• **What the task requires**
Can you copy out the data exactly? Leave the images out.

##########

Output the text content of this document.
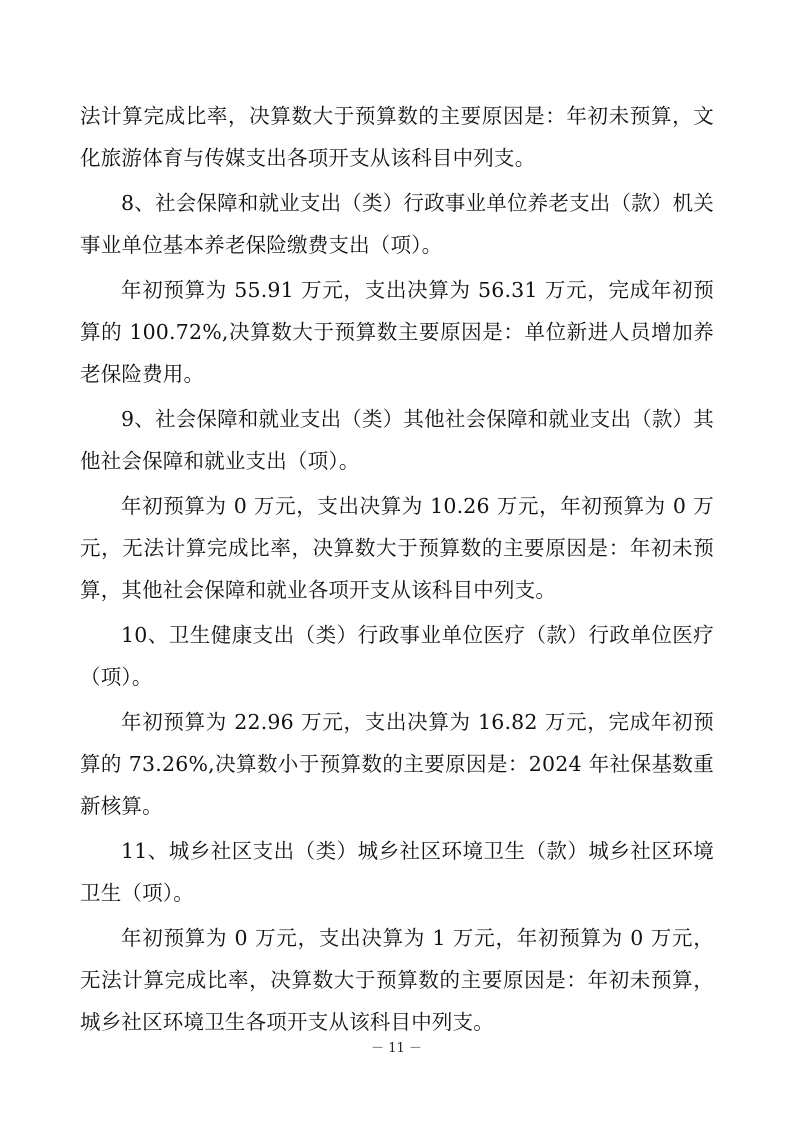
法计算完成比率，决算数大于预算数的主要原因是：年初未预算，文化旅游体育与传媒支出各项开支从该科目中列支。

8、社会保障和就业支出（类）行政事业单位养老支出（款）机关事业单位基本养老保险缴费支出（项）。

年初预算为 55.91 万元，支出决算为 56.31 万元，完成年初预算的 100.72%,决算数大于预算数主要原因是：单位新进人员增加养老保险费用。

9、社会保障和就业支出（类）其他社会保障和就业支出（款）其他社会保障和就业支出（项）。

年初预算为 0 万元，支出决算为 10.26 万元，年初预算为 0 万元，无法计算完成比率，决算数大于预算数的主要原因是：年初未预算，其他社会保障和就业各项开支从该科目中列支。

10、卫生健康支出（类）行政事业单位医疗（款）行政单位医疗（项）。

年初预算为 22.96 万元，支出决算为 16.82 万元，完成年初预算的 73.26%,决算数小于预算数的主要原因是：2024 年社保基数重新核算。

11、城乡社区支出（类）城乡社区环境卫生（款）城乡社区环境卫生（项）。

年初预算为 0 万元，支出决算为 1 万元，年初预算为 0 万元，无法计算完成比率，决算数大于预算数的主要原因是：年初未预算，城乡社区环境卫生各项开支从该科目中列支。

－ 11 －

##########

• **Output below**
Output the text content of this document.
法计算完成比率，决算数大于预算数的主要原因是：年初未预算，文化旅游体育与传媒支出各项开支从该科目中列支。

8、社会保障和就业支出（类）行政事业单位养老支出（款）机关事业单位基本养老保险缴费支出（项）。

年初预算为 55.91 万元，支出决算为 56.31 万元，完成年初预算的 100.72%,决算数大于预算数主要原因是：单位新进人员增加养老保险费用。

9、社会保障和就业支出（类）其他社会保障和就业支出（款）其他社会保障和就业支出（项）。

年初预算为 0 万元，支出决算为 10.26 万元，年初预算为 0 万元，无法计算完成比率，决算数大于预算数的主要原因是：年初未预算，其他社会保障和就业各项开支从该科目中列支。

10、卫生健康支出（类）行政事业单位医疗（款）行政单位医疗（项）。

年初预算为 22.96 万元，支出决算为 16.82 万元，完成年初预算的 73.26%,决算数小于预算数的主要原因是：2024 年社保基数重新核算。

11、城乡社区支出（类）城乡社区环境卫生（款）城乡社区环境卫生（项）。

年初预算为 0 万元，支出决算为 1 万元，年初预算为 0 万元，无法计算完成比率，决算数大于预算数的主要原因是：年初未预算，城乡社区环境卫生各项开支从该科目中列支。

－ 11 －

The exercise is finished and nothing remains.